Available records:
--------

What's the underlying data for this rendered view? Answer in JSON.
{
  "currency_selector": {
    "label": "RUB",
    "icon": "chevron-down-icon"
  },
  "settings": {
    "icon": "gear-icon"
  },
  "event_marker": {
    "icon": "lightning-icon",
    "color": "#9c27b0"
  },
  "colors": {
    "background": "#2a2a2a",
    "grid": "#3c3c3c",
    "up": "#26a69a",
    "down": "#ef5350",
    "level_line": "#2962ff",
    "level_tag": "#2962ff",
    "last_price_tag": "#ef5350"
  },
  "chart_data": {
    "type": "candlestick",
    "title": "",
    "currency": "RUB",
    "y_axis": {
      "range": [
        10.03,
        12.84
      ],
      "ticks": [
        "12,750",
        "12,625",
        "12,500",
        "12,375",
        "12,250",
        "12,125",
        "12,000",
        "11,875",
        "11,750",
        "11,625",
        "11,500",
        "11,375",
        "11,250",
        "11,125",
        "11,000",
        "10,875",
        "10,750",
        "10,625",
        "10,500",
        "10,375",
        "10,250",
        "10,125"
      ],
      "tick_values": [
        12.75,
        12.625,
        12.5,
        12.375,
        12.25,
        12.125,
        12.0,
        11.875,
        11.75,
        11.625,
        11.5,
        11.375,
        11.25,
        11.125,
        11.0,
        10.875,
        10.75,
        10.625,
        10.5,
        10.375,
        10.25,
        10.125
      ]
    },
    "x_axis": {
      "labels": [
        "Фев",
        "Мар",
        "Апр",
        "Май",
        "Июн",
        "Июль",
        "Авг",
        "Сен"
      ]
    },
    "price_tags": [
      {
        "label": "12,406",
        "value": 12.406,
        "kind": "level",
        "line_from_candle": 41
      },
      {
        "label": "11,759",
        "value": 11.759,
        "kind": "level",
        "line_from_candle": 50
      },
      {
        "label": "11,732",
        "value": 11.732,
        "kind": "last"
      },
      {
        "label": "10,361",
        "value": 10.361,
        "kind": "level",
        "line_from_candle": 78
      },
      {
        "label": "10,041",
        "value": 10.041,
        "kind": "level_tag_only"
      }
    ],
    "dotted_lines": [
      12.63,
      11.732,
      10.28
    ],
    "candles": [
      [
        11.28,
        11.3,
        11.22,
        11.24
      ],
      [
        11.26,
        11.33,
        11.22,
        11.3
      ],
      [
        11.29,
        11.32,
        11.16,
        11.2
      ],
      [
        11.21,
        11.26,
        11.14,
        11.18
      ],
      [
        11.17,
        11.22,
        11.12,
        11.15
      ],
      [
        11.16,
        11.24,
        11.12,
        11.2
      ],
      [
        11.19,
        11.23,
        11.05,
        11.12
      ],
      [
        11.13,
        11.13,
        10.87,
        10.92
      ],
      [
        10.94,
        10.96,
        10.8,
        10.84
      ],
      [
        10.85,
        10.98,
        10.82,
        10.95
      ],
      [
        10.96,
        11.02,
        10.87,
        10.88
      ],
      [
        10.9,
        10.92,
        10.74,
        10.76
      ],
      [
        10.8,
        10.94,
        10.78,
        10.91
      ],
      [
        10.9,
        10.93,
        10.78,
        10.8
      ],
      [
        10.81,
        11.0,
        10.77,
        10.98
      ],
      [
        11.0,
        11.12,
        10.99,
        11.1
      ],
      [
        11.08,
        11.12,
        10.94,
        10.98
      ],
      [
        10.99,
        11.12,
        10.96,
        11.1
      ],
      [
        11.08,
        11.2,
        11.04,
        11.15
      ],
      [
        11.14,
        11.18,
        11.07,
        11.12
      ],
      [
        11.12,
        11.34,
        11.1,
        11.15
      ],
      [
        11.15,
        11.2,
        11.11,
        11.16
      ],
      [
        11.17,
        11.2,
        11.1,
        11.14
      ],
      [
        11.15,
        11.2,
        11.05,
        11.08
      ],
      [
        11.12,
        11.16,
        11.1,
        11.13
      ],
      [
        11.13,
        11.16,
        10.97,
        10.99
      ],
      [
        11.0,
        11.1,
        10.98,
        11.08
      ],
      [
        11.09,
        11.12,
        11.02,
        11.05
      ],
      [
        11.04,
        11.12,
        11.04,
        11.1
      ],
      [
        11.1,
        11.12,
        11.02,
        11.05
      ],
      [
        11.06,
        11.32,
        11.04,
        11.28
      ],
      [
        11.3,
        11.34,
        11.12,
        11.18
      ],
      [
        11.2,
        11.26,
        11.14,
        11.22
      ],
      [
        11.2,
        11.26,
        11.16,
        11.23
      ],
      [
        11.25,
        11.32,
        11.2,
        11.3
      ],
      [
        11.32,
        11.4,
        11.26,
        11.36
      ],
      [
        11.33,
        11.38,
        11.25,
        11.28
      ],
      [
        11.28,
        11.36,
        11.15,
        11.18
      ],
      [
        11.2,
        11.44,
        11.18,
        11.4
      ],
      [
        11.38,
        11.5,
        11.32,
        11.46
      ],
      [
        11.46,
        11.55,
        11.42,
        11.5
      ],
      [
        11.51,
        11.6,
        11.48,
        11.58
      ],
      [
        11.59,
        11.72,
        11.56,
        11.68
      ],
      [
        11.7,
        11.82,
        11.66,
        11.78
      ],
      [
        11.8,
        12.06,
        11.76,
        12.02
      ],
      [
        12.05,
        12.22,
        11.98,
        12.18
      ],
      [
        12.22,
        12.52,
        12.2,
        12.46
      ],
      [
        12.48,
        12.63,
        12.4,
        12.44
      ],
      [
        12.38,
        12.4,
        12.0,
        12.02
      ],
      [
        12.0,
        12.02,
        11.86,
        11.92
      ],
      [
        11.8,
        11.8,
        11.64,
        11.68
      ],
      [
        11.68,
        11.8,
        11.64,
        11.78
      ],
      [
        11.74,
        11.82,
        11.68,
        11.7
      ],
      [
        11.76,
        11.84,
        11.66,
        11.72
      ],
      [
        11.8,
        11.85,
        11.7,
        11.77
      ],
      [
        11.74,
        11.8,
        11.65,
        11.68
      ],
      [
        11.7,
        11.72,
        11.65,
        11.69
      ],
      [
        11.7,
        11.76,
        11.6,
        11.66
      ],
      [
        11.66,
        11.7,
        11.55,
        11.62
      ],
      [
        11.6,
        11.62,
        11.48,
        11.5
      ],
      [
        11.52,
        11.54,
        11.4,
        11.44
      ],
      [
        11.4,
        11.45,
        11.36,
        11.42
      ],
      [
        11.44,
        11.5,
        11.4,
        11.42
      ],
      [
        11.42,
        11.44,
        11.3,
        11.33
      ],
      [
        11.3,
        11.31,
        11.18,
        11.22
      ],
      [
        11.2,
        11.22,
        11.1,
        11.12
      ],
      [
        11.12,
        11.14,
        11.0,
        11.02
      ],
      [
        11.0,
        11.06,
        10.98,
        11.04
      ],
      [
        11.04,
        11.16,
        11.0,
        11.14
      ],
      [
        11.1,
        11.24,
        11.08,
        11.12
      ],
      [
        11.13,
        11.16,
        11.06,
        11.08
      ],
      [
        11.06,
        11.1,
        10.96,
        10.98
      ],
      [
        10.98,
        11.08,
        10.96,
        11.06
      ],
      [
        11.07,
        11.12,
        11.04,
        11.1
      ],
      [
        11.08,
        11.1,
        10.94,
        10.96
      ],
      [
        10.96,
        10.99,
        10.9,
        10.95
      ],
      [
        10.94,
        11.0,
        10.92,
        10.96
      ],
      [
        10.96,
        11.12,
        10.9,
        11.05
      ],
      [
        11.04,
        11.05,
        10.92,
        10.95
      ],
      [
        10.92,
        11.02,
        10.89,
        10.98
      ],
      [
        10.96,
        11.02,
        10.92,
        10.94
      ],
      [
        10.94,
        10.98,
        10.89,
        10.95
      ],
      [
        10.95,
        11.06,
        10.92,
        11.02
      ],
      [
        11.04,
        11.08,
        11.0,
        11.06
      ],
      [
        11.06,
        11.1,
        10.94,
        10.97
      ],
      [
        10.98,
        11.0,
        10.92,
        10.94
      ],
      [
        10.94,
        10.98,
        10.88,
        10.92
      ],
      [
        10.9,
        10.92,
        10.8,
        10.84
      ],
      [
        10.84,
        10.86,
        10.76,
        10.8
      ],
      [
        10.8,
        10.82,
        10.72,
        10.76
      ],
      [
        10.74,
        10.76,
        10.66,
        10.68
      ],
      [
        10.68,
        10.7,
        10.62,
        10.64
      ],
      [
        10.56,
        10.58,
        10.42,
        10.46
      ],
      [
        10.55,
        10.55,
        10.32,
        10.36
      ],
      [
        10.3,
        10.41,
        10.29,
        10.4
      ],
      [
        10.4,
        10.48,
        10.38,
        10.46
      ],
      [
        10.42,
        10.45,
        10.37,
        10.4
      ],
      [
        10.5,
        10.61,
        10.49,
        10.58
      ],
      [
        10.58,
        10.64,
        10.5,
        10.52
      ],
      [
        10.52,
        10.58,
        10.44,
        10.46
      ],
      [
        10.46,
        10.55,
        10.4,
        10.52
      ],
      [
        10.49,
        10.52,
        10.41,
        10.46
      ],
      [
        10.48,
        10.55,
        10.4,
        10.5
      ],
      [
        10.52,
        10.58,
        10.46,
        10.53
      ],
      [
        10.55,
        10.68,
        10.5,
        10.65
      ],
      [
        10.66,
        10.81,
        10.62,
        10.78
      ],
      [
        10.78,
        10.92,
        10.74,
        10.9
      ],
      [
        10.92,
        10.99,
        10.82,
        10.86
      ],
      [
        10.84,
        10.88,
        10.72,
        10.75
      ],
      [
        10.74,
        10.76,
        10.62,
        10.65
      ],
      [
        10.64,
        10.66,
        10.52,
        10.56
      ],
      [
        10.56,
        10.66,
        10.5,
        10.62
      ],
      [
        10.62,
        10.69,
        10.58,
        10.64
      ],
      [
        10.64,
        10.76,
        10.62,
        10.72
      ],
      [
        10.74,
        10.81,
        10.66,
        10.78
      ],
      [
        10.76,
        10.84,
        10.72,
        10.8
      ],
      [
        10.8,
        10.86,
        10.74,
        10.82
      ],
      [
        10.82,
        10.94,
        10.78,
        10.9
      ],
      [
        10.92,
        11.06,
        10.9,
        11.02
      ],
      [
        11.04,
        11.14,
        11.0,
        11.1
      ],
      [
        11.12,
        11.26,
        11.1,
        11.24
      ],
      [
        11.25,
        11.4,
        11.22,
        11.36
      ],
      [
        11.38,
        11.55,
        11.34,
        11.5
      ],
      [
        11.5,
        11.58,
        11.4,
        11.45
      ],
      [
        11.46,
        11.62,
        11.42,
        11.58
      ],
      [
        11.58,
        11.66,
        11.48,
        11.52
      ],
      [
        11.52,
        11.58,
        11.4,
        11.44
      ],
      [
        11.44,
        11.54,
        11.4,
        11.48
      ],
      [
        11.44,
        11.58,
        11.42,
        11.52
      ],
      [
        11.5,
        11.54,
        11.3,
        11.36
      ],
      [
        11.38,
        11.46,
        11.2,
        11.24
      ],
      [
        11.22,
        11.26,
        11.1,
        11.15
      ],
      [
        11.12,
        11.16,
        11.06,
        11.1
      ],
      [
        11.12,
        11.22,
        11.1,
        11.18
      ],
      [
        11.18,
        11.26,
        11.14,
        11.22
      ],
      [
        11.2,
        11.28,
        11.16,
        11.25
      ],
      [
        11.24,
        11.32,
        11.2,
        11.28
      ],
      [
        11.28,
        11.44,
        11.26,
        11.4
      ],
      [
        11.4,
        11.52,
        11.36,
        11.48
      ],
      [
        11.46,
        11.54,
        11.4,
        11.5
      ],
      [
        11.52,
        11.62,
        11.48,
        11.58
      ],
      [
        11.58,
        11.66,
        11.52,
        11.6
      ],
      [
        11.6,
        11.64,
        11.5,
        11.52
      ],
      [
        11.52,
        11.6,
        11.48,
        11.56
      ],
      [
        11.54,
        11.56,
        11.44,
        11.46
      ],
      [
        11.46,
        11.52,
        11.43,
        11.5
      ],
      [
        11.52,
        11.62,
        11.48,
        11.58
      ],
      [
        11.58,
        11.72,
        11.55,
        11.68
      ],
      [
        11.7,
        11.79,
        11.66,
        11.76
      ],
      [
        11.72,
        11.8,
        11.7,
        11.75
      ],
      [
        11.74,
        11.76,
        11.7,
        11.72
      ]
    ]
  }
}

--------

The task: Look for "icon" and pull out every line that has it.

Exercise answer:
    "icon": "chevron-down-icon"
    "icon": "gear-icon"
    "icon": "lightning-icon",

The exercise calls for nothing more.